Data provided =>
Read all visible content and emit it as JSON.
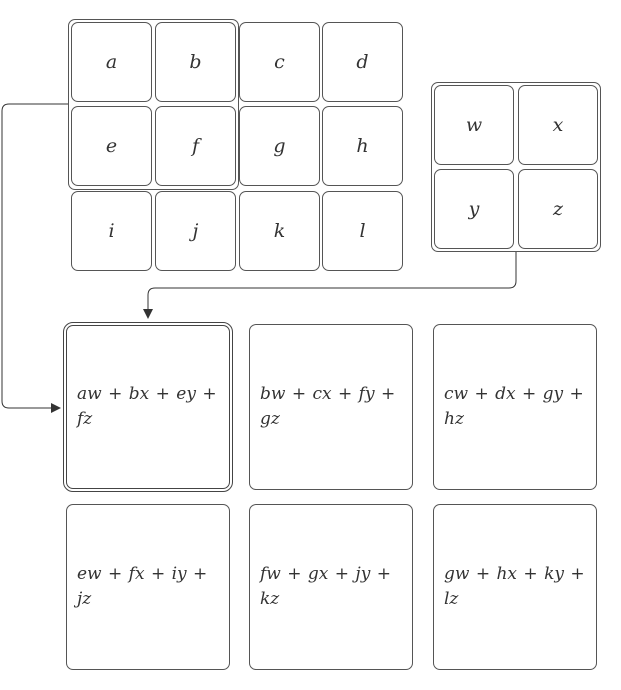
{
  "matrix_a": {
    "cells": [
      "a",
      "b",
      "c",
      "d",
      "e",
      "f",
      "g",
      "h",
      "i",
      "j",
      "k",
      "l"
    ]
  },
  "kernel": {
    "cells": [
      "w",
      "x",
      "y",
      "z"
    ]
  },
  "results": [
    "aw + bx + ey + fz",
    "bw + cx + fy + gz",
    "cw + dx + gy + hz",
    "ew + fx + iy + jz",
    "fw + gx + jy + kz",
    "gw + hx + ky + lz"
  ],
  "colors": {
    "stroke": "#555555",
    "arrow": "#333333",
    "text": "#333333"
  }
}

Your objective => Quote the data above in full, leaving out the pictures it holds.

Exercise response =>
Read all visible content and emit it as JSON.
{
  "matrix_a": {
    "cells": [
      "a",
      "b",
      "c",
      "d",
      "e",
      "f",
      "g",
      "h",
      "i",
      "j",
      "k",
      "l"
    ]
  },
  "kernel": {
    "cells": [
      "w",
      "x",
      "y",
      "z"
    ]
  },
  "results": [
    "aw + bx + ey + fz",
    "bw + cx + fy + gz",
    "cw + dx + gy + hz",
    "ew + fx + iy + jz",
    "fw + gx + jy + kz",
    "gw + hx + ky + lz"
  ],
  "colors": {
    "stroke": "#555555",
    "arrow": "#333333",
    "text": "#333333"
  }
}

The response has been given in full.